▸ **What the task requires**
Count every line of the listing where the string "entreprises" occurs, and reply with the count alone.

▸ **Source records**
━━━━━━━━━━━━━━━━━━━━
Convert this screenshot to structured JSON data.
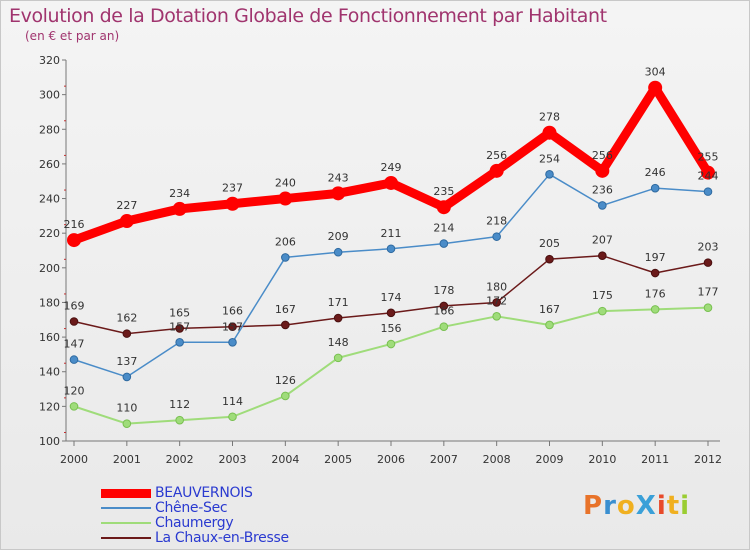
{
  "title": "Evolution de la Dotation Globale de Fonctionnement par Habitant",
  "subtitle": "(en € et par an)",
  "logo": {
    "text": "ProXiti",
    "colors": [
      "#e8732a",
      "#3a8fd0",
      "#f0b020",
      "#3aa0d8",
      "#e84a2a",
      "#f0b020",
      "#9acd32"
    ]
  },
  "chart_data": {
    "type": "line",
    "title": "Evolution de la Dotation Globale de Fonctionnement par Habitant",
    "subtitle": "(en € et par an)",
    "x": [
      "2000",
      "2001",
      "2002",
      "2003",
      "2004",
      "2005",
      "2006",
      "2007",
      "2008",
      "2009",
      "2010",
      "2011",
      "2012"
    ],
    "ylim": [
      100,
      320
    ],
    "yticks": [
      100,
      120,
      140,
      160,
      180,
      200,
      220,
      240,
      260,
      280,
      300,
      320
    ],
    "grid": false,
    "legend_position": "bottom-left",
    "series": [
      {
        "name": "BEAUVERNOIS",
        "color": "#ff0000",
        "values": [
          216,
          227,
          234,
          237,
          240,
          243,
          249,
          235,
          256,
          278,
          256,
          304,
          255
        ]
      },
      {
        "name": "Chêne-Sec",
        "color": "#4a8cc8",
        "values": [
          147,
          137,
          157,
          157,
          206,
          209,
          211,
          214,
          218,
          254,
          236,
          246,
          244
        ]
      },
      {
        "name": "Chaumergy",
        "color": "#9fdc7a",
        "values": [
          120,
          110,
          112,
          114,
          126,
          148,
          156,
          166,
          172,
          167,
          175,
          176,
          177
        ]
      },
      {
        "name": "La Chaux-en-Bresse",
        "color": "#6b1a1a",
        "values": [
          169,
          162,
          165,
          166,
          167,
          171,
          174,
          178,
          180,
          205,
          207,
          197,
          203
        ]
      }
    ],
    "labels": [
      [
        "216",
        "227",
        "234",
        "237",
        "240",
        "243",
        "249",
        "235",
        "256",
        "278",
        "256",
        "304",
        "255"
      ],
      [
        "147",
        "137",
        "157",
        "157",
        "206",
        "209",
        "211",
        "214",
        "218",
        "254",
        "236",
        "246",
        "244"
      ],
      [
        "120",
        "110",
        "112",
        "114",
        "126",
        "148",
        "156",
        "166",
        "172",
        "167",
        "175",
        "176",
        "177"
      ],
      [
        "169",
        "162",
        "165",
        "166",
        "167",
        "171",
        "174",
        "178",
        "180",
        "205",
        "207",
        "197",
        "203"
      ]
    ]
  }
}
━━━━━━━━━━━━━━━━━━━━
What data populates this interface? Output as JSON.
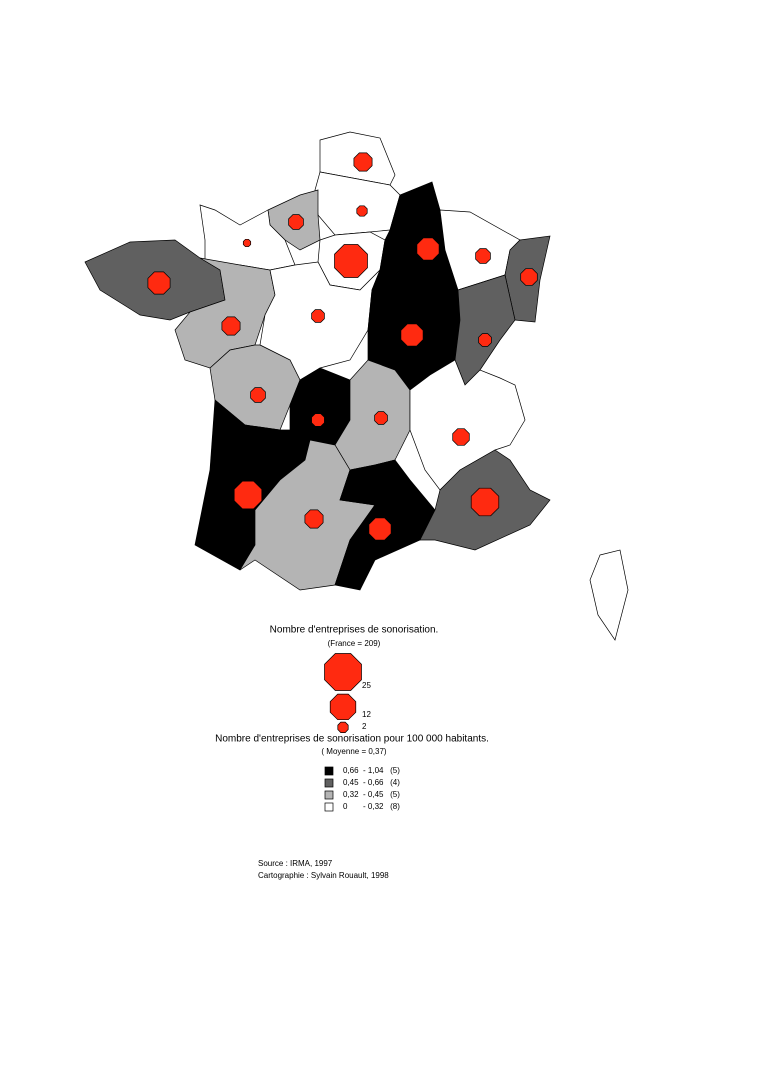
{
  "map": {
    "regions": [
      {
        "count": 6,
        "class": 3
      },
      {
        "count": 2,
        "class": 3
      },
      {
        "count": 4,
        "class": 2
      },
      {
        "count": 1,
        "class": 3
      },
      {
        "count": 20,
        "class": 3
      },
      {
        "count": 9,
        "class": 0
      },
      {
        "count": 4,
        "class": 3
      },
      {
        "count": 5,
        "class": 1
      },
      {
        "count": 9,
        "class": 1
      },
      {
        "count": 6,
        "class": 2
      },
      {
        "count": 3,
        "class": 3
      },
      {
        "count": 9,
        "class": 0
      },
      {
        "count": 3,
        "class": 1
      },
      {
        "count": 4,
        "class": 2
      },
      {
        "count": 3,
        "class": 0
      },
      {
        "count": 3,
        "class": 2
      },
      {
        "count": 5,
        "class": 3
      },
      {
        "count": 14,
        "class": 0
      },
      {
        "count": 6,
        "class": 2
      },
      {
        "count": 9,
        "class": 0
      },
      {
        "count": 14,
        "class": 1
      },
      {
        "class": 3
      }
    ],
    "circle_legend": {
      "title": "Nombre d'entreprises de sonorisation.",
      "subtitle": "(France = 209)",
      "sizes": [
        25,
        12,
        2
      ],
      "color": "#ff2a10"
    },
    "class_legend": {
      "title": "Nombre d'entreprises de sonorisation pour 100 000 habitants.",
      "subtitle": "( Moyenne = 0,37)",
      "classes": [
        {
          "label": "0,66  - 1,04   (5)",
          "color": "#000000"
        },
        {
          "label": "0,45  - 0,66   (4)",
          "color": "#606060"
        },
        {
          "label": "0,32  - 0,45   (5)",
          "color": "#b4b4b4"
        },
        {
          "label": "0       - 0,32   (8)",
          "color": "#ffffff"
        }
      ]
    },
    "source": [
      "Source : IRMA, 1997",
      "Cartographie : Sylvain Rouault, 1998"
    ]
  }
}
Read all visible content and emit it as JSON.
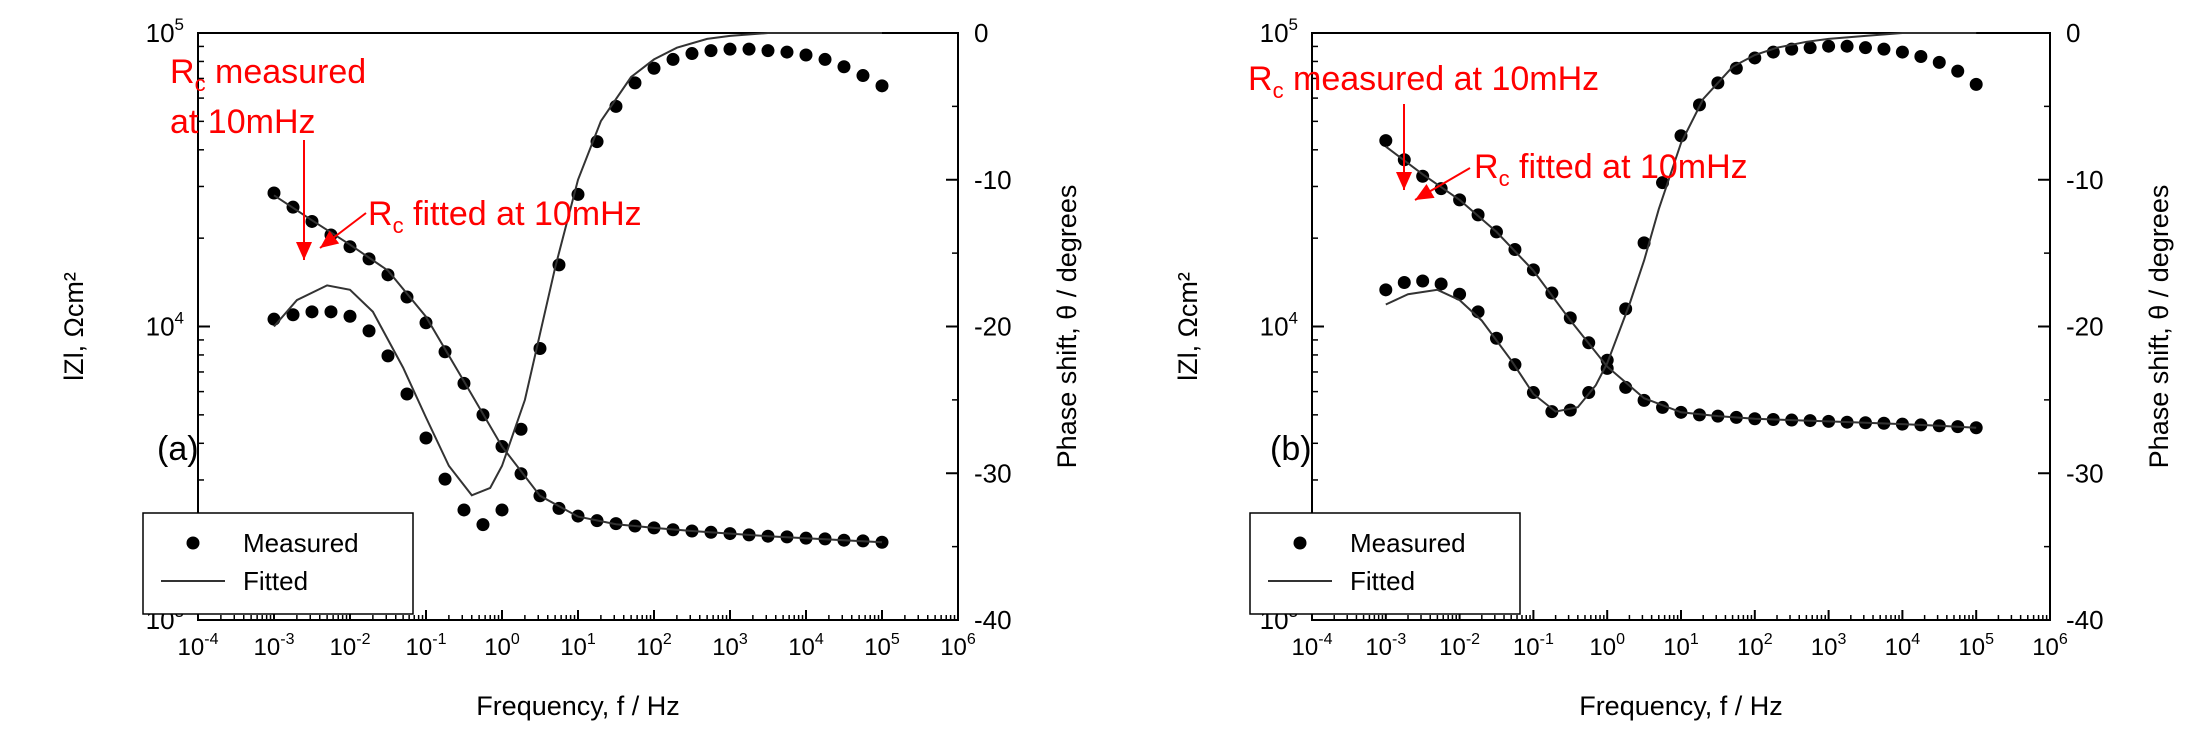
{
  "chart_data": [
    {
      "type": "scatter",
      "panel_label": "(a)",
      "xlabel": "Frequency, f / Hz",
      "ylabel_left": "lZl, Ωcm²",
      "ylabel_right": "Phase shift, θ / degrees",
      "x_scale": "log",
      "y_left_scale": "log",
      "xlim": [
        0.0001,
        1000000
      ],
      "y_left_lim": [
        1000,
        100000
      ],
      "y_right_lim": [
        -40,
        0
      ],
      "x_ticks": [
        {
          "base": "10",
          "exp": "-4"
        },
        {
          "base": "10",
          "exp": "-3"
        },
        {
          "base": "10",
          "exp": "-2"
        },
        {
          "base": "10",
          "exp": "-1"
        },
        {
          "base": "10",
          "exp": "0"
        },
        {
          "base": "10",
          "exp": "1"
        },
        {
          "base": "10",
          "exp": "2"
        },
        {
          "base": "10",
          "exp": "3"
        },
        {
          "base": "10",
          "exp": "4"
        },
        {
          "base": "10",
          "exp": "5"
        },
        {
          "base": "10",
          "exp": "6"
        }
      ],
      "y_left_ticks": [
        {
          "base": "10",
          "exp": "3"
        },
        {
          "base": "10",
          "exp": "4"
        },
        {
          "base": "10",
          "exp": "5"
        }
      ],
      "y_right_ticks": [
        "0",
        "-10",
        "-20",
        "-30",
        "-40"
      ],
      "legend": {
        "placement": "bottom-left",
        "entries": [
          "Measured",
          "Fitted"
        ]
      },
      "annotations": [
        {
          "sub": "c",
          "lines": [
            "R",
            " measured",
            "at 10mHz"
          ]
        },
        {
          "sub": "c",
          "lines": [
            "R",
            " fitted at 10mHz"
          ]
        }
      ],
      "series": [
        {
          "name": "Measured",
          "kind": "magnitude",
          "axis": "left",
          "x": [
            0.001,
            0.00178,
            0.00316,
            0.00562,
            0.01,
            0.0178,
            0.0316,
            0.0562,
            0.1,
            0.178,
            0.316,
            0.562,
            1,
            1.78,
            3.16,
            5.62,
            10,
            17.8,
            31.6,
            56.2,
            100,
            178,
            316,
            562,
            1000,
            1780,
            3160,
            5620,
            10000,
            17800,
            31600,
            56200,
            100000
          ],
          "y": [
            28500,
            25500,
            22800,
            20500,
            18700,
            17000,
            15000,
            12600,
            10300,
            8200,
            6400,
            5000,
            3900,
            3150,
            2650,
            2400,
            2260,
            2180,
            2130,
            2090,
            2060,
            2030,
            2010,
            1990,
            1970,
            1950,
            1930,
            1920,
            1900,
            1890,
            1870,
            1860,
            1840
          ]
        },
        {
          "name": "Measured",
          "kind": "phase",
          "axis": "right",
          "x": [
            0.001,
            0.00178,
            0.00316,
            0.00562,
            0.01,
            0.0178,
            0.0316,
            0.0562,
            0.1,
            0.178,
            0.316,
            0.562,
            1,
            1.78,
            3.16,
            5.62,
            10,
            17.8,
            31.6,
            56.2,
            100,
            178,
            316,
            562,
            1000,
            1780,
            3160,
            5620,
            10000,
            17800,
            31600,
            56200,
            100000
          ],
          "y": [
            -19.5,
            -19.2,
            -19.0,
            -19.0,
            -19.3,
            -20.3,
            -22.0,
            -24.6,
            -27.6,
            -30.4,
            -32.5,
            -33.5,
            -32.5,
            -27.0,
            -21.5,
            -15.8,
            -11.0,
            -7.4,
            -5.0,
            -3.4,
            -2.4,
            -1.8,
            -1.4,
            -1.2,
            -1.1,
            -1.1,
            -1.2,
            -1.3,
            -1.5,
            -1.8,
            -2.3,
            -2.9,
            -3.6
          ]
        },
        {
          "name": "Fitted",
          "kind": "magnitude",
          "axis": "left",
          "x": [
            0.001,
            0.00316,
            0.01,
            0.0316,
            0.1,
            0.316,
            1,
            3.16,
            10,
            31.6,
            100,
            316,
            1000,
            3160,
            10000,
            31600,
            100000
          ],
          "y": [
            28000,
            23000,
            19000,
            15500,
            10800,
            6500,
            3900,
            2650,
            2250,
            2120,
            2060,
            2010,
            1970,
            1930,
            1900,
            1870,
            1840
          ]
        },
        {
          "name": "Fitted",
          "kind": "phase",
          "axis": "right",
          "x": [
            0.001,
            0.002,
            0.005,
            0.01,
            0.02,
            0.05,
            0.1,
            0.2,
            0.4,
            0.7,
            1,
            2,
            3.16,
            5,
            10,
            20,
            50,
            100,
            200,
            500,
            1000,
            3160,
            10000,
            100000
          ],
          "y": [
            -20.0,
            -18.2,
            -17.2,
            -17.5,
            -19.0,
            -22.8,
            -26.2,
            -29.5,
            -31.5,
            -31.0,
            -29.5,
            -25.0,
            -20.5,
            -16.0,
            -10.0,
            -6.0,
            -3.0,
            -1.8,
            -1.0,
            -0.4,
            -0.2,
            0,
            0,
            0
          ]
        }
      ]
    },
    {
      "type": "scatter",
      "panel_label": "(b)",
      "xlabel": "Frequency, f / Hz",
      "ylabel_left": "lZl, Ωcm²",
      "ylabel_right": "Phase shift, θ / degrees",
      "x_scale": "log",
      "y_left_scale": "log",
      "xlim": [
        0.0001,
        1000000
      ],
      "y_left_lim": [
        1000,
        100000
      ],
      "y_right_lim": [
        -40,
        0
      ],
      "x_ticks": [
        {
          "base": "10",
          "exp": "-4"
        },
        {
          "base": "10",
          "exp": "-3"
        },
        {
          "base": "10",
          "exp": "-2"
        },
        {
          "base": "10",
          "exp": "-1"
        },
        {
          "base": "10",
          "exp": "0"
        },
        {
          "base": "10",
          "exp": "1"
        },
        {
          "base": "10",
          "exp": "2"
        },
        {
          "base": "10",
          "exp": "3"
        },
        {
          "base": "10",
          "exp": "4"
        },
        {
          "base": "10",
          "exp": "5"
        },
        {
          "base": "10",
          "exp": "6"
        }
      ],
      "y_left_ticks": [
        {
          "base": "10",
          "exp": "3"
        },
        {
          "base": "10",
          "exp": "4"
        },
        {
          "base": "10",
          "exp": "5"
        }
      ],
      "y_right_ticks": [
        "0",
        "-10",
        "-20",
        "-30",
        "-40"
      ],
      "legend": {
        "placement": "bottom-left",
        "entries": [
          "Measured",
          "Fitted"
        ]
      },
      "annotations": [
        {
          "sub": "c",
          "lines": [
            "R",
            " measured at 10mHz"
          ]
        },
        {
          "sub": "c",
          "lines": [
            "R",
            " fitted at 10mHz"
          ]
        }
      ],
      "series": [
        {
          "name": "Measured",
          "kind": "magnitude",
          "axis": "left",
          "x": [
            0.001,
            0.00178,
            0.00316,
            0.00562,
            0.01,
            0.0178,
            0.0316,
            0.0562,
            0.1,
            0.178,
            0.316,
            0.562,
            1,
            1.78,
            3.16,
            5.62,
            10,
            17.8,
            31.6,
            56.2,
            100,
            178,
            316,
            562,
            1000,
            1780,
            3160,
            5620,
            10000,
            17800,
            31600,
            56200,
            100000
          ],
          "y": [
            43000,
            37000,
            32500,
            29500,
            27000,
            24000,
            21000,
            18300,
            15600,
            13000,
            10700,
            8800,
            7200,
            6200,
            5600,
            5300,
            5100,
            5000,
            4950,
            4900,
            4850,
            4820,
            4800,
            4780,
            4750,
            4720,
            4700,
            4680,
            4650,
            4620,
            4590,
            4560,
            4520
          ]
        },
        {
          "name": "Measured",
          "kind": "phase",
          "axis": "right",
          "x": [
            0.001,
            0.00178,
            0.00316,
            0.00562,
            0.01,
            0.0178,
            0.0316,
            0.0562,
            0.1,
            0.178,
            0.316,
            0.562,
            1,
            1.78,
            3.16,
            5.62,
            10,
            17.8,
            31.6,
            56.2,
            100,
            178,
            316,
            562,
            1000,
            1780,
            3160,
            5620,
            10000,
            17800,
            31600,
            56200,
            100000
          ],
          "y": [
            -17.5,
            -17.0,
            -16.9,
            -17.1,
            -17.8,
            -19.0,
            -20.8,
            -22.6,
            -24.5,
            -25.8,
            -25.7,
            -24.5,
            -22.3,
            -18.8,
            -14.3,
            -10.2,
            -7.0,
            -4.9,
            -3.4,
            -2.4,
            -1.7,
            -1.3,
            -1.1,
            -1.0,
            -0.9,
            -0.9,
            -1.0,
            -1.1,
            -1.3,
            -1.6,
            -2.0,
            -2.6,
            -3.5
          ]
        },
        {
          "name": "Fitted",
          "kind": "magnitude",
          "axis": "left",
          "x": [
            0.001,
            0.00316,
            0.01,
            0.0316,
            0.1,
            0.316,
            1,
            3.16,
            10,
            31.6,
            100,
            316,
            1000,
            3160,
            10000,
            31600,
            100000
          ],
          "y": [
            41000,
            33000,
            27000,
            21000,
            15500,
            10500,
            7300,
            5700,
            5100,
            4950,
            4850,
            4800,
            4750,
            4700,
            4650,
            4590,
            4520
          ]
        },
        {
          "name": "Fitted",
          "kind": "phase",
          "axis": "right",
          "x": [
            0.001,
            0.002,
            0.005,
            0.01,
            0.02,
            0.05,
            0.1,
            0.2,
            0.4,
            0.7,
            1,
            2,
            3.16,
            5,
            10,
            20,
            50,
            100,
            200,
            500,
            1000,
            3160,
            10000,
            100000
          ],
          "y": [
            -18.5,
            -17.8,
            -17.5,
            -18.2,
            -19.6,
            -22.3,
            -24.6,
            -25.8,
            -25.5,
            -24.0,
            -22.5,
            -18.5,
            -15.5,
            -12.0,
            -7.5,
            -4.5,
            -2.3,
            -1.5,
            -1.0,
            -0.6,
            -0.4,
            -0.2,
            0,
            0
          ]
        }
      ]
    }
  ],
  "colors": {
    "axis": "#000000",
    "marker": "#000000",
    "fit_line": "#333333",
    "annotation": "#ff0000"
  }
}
━━━━━━━━━━━━━━━━━━━━
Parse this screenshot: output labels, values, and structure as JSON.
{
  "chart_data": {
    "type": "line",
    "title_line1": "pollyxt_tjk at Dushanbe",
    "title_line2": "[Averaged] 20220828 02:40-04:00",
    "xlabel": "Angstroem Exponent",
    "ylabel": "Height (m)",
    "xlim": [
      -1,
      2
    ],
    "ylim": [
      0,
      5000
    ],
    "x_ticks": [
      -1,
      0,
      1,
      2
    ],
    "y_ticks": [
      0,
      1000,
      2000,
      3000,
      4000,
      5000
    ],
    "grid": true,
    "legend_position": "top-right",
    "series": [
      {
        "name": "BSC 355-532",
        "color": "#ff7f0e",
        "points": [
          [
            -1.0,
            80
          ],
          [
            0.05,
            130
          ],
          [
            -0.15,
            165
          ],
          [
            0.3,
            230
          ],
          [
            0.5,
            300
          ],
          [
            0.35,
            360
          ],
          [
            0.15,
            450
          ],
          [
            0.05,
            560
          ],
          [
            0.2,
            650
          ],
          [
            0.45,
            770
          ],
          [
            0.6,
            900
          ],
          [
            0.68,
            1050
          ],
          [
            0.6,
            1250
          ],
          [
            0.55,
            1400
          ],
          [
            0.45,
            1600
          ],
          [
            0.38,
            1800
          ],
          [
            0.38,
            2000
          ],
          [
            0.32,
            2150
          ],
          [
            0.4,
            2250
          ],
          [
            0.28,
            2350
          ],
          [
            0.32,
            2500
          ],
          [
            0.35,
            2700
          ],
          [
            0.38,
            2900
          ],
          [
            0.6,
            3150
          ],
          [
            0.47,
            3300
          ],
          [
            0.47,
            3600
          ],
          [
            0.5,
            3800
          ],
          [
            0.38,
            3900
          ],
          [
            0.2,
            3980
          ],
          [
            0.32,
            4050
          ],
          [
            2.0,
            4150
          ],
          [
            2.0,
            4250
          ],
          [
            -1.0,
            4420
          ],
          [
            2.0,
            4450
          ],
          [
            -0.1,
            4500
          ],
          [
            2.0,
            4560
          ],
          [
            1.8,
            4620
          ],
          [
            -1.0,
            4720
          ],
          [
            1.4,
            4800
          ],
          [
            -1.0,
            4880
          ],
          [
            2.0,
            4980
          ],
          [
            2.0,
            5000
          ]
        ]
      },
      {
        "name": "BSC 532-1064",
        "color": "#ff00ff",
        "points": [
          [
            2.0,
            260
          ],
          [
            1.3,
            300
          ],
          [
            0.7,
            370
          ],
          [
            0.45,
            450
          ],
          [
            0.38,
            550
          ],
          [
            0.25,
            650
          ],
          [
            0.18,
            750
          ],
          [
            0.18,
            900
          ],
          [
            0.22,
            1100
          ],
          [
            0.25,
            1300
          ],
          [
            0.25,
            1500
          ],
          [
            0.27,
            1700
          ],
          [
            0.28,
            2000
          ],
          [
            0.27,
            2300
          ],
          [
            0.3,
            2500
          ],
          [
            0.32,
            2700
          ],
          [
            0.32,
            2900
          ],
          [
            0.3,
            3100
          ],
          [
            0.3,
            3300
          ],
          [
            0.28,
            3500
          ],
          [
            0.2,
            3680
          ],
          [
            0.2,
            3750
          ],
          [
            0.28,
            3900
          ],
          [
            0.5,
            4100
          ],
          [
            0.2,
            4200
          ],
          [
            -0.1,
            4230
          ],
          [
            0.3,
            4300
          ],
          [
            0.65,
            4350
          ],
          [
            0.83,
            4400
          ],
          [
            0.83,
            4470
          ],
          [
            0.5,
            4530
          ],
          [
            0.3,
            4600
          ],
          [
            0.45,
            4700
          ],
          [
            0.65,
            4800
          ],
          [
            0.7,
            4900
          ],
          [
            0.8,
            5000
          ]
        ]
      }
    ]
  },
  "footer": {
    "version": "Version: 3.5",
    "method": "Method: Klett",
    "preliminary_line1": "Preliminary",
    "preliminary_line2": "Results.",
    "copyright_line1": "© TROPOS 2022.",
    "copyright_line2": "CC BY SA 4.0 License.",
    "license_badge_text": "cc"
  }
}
━━━━━━━━━━━━━━━━━━━━
▸ **Expected answer**
2